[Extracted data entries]
— BEGIN —

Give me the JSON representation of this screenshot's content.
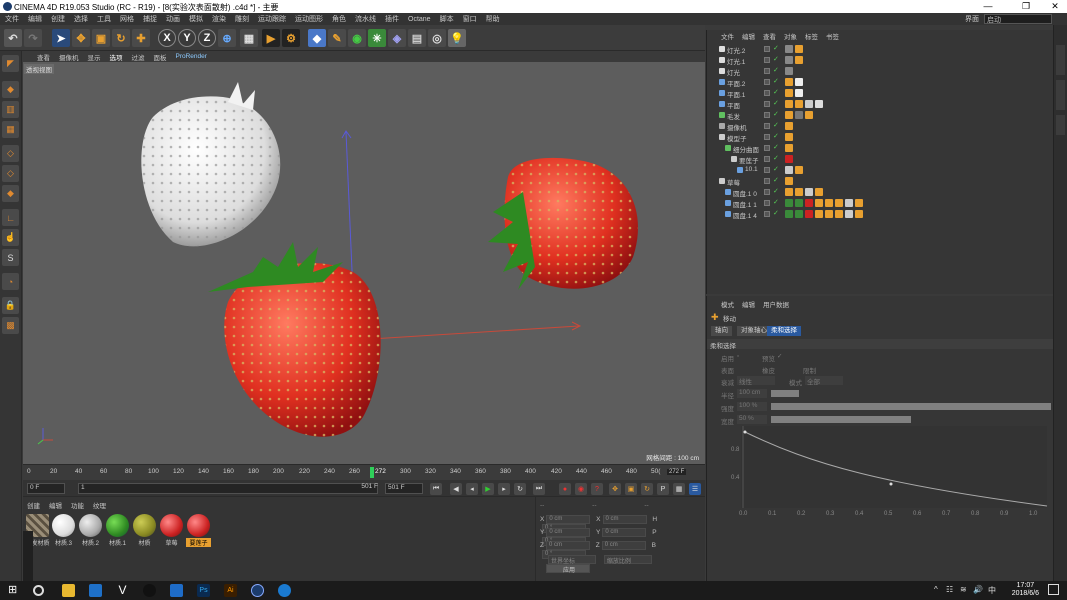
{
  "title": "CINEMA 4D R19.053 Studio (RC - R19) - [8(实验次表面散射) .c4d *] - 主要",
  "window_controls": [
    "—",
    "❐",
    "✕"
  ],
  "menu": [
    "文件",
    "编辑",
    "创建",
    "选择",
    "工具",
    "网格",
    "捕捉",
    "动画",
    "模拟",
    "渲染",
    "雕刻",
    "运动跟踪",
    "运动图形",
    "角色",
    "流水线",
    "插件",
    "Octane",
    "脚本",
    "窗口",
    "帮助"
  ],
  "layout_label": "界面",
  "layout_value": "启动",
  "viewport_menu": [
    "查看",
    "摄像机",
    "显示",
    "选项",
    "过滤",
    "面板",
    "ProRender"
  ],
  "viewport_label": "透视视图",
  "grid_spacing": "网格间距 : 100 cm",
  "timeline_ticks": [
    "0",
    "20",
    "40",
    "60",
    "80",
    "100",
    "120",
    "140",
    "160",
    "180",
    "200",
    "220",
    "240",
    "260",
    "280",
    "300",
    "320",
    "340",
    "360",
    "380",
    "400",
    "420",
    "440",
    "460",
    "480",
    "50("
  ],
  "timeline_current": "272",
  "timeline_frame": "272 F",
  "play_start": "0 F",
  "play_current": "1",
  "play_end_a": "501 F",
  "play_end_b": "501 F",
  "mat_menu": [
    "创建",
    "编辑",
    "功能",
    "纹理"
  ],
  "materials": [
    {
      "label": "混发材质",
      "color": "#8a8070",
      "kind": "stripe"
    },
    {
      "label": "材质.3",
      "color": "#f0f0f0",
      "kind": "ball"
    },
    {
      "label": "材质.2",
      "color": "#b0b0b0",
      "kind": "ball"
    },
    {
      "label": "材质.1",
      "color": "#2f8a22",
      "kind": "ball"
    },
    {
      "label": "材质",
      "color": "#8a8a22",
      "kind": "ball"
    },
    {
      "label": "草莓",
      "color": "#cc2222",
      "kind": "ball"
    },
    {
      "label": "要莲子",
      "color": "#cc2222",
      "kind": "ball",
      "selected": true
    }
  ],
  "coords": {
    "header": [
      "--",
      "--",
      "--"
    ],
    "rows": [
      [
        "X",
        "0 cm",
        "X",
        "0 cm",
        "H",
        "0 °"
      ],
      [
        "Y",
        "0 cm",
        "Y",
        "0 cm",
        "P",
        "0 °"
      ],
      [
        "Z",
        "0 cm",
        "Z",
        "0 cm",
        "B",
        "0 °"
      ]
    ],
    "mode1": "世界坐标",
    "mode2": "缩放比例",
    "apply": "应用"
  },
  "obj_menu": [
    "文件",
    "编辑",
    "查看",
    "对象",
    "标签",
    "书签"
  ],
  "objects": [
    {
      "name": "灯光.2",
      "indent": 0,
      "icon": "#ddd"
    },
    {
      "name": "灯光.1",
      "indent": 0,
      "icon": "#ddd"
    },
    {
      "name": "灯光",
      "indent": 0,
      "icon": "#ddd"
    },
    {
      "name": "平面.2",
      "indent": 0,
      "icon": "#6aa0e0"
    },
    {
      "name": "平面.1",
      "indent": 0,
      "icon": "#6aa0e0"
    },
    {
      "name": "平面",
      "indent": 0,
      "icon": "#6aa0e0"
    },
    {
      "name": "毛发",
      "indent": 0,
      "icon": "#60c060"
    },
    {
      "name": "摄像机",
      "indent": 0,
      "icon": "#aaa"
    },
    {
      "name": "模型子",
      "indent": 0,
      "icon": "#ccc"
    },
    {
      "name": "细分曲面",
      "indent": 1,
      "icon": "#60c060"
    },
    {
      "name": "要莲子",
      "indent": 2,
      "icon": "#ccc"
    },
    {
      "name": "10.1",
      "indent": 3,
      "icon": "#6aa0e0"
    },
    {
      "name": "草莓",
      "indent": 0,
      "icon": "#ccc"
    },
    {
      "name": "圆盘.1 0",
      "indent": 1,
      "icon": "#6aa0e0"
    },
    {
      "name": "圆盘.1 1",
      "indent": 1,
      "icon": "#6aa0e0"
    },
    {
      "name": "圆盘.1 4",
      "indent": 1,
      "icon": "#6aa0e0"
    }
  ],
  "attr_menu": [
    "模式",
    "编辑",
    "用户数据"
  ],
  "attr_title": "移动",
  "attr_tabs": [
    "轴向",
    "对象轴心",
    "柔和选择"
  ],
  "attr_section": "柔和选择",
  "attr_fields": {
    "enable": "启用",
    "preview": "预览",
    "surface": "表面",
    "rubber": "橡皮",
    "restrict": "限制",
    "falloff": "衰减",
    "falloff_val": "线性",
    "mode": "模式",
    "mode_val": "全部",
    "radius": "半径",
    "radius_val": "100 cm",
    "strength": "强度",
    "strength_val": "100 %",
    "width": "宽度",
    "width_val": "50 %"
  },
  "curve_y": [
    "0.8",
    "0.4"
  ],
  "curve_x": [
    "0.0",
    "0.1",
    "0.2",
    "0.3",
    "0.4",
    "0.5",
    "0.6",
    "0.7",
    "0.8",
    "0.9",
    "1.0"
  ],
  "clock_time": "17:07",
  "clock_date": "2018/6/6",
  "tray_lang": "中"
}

— END —
— BEGIN —

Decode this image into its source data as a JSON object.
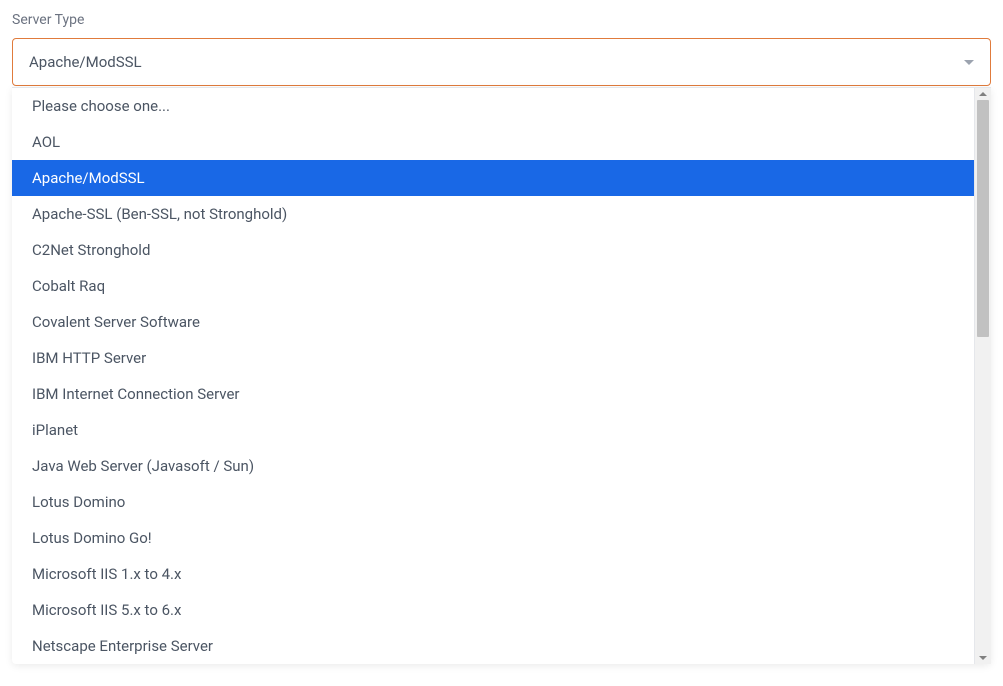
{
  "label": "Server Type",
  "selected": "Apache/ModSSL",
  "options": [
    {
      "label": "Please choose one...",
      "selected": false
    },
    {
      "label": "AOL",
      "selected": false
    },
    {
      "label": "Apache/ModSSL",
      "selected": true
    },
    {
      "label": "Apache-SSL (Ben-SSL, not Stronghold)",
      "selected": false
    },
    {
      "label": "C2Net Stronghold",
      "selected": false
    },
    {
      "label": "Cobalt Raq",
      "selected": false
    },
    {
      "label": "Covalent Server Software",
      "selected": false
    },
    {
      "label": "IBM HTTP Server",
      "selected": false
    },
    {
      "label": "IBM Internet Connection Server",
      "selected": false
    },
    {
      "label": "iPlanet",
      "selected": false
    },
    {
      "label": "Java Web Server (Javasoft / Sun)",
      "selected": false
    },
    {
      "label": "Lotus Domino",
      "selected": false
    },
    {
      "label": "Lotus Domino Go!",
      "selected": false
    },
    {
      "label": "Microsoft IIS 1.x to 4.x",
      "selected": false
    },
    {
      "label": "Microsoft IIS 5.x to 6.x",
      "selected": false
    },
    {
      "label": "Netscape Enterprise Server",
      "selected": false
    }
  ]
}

— END —

◆ **PROBLEM TO WORK ON**
Copy all lines from the listing that contain "Server".

◆ **ANSWER BELOW**
  "label": "Server Type",
      "label": "Covalent Server Software",
      "label": "IBM HTTP Server",
      "label": "IBM Internet Connection Server",
      "label": "Java Web Server (Javasoft / Sun)",
      "label": "Netscape Enterprise Server",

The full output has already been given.